> **Supplied passage**:

* Start *

The 38th International Emmy Awards took place on November 22, 2010, in New York City, and was hosted by actor Jason Priestley. The award ceremony, presented by the International Academy of Television Arts and Sciences (IATAS), honors all TV programming produced and originally aired outside the United States.

Ceremony 
Nominations for the 38th International Emmy Awards  were announced on October 4, 2010, by the International Academy of Television Arts & Sciences (IATAS) at a Press Conference at Mipcom in Cannes. There are 39 nominees in 10 categories. The nominees were selected over six months by a composite panel of 700 judges representing 50 countries. The British TV led, like last year, most of the International Emmys, which awards the television programs made outside the United States.

Helena Bonham Carter was awarded as best actress for her role as Enid Blyton in BBC's Enid. Bob Hoskins won the best actor award for his role in The Street, awarded in turn, as best drama series. The United Kingdom also won the best children's program awards (Shaun the Sheep) and best miniseries or TV movie, with Small Island. This year Portugal won his first Emmy for the telenovela Meu Amor. The best comedy award went to Traffic Light, an Israeli production. Romania won in the Arts Programming category with The World According to Ion B. and South Korea won for the first time in the documentary category with Mom and the Red Bean Cake.

* End *

> **Requirements**: Transcribe the part of the Emmy Awards passage starting at "Helena Bonham Carter" and ending at "Red Bean Cake.". Work only from the passage on the 38th International Emmy Awards.

> **Supplied material**:
* Start *

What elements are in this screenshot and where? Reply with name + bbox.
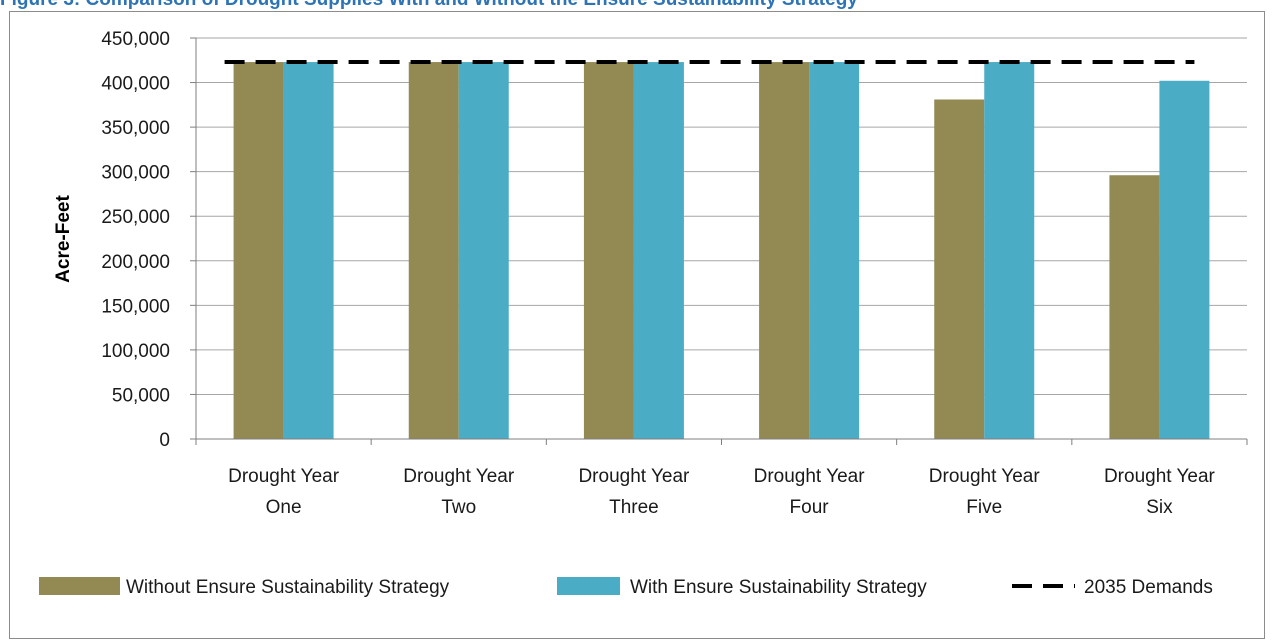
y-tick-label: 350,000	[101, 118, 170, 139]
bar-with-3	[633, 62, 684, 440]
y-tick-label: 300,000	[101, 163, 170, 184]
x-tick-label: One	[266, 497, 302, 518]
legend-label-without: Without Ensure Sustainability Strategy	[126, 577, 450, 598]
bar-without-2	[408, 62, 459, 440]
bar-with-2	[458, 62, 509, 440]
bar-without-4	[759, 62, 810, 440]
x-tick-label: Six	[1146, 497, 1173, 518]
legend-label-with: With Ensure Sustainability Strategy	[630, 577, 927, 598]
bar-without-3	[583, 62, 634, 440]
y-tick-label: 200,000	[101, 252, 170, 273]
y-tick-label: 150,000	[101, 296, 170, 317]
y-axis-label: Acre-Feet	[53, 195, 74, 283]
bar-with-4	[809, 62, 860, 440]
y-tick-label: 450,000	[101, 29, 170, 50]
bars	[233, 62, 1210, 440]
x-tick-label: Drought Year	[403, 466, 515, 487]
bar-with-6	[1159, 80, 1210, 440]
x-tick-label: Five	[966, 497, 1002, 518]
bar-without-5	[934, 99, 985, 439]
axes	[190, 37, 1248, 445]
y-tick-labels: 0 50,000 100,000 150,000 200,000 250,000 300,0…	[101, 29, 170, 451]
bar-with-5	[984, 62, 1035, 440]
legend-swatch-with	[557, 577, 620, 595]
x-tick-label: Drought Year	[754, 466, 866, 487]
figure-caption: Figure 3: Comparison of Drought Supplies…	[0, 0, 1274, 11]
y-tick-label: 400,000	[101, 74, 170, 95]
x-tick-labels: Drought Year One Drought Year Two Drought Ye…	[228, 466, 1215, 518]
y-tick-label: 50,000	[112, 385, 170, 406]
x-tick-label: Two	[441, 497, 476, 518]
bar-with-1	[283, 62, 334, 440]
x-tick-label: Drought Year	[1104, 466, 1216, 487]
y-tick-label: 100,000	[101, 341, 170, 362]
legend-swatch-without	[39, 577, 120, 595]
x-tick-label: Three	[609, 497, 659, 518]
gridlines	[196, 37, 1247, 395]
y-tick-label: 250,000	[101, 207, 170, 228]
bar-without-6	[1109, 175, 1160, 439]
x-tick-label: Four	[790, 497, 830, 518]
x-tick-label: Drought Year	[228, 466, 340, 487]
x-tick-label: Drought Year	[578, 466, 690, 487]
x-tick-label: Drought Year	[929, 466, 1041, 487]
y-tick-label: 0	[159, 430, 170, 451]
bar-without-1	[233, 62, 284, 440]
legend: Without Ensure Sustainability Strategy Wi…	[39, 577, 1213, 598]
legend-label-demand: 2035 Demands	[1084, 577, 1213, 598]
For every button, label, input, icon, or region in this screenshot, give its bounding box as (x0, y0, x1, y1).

* End *
* Start *

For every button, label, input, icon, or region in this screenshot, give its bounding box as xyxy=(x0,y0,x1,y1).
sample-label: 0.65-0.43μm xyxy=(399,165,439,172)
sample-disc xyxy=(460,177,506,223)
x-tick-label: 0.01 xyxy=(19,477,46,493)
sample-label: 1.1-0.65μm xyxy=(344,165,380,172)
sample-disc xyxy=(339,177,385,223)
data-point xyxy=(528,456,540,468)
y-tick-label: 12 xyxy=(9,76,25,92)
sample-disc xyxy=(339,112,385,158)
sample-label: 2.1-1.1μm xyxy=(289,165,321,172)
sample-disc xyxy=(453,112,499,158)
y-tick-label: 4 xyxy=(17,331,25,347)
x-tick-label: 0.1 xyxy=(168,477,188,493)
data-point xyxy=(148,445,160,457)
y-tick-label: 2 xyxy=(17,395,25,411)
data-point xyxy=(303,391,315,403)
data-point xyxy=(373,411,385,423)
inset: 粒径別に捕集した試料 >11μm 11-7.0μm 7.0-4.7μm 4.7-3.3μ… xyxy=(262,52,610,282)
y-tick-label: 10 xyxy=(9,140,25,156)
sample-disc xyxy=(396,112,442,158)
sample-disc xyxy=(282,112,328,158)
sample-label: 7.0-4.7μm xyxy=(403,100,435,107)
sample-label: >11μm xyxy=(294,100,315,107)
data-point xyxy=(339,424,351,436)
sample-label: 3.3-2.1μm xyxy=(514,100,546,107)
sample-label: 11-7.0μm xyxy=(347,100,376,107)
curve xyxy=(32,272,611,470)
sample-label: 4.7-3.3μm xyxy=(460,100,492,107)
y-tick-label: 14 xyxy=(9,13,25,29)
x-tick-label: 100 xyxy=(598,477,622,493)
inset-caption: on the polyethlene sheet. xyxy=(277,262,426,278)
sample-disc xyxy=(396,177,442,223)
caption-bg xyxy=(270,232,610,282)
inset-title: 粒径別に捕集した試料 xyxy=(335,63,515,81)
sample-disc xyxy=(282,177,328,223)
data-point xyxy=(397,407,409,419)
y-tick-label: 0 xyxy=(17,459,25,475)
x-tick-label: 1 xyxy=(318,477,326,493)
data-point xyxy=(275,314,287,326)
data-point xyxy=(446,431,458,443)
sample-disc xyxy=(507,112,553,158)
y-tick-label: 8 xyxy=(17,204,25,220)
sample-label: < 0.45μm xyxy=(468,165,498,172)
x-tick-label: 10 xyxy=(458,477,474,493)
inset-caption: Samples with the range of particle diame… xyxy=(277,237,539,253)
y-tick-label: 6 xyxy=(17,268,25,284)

* End *

> **Exercise result**:
Helena Bonham Carter was awarded as best actress for her role as Enid Blyton in BBC's Enid. Bob Hoskins won the best actor award for his role in The Street, awarded in turn, as best drama series. The United Kingdom also won the best children's program awards (Shaun the Sheep) and best miniseries or TV movie, with Small Island. This year Portugal won his first Emmy for the telenovela Meu Amor. The best comedy award went to Traffic Light, an Israeli production. Romania won in the Arts Programming category with The World According to Ion B. and South Korea won for the first time in the documentary category with Mom and the Red Bean Cake.